▸ Stated task
Leaving out all images, write out the records that follow exactly.

-=-=-

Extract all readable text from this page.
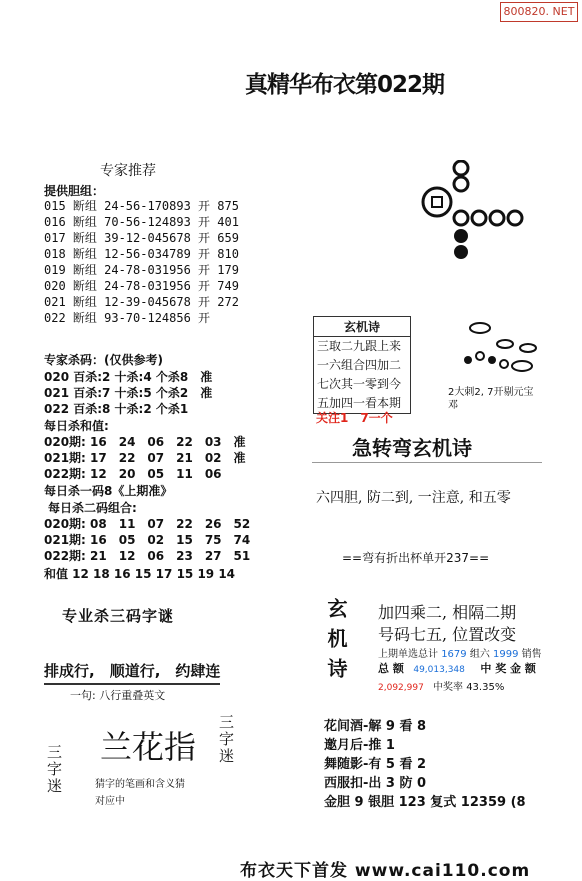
800820. NET
真精华布衣第022期
专家推荐
提供胆组：
015 断组 24-56-170893 开 875
016 断组 70-56-124893 开 401
017 断组 39-12-045678 开 659
018 断组 12-56-034789 开 810
019 断组 24-78-031956 开 179
020 断组 24-78-031956 开 749
021 断组 12-39-045678 开 272
022 断组 93-70-124856 开
专家杀码：(仅供参考)
020 百杀:2 十杀:4 个杀8　准
021 百杀:7 十杀:5 个杀2　准
022 百杀:8 十杀:2 个杀1
每日杀和值:
020期: 16　24　06　22　03　准
021期: 17　22　07　21　02　准
022期: 12　20　05　11　06
每日杀一码8《上期准》
每日杀二码组合:
020期: 08　11　07　22　26　52
021期: 16　05　02　15　75　74
022期: 21　12　06　23　27　51
和值 12 18 16 15 17 15 19 14
专业杀三码字谜
排成行,　顺道行,　约肆连
一句: 八行重叠英文
三字迷 兰花指 三字迷
猜字的笔画和含义猜
对应中
玄机诗
三取二九跟上来
一六组合四加二
七次其一零到今
五加四一看本期
关注1　7一个
2大刺2, 7开剔元宝邓
急转弯玄机诗
六四胆, 防二到, 一注意, 和五零
==弯有折出杯单开237==
玄机诗 加四乘二, 相隔二期
号码七五, 位置改变
上期单选总计 1679 组六 1999 销售
总 额 49,013,348 中 奖 金 额
2,092,997 中奖率 43.35%
花间酒-解 9 看 8
邀月后-推 1
舞随影-有 5 看 2
西服扣-出 3 防 0
金胆 9 银胆 123 复式 12359 (8
布衣天下首发 www.cai110.com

-=-=-

▸ Answer to this task
Extract all readable text from this page.
800820. NET
真精华布衣第022期
专家推荐
提供胆组：
015 断组 24-56-170893 开 875
016 断组 70-56-124893 开 401
017 断组 39-12-045678 开 659
018 断组 12-56-034789 开 810
019 断组 24-78-031956 开 179
020 断组 24-78-031956 开 749
021 断组 12-39-045678 开 272
022 断组 93-70-124856 开
专家杀码：(仅供参考)
020 百杀:2 十杀:4 个杀8　准
021 百杀:7 十杀:5 个杀2　准
022 百杀:8 十杀:2 个杀1
每日杀和值:
020期: 16　24　06　22　03　准
021期: 17　22　07　21　02　准
022期: 12　20　05　11　06
每日杀一码8《上期准》
每日杀二码组合:
020期: 08　11　07　22　26　52
021期: 16　05　02　15　75　74
022期: 21　12　06　23　27　51
和值 12 18 16 15 17 15 19 14
专业杀三码字谜
排成行,　顺道行,　约肆连
一句: 八行重叠英文
三字迷 兰花指 三字迷
猜字的笔画和含义猜
对应中
玄机诗
三取二九跟上来
一六组合四加二
七次其一零到今
五加四一看本期
关注1　7一个
2大刺2, 7开剔元宝邓
急转弯玄机诗
六四胆, 防二到, 一注意, 和五零
==弯有折出杯单开237==
玄机诗 加四乘二, 相隔二期
号码七五, 位置改变
上期单选总计 1679 组六 1999 销售
总 额 49,013,348 中 奖 金 额
2,092,997 中奖率 43.35%
花间酒-解 9 看 8
邀月后-推 1
舞随影-有 5 看 2
西服扣-出 3 防 0
金胆 9 银胆 123 复式 12359 (8
布衣天下首发 www.cai110.com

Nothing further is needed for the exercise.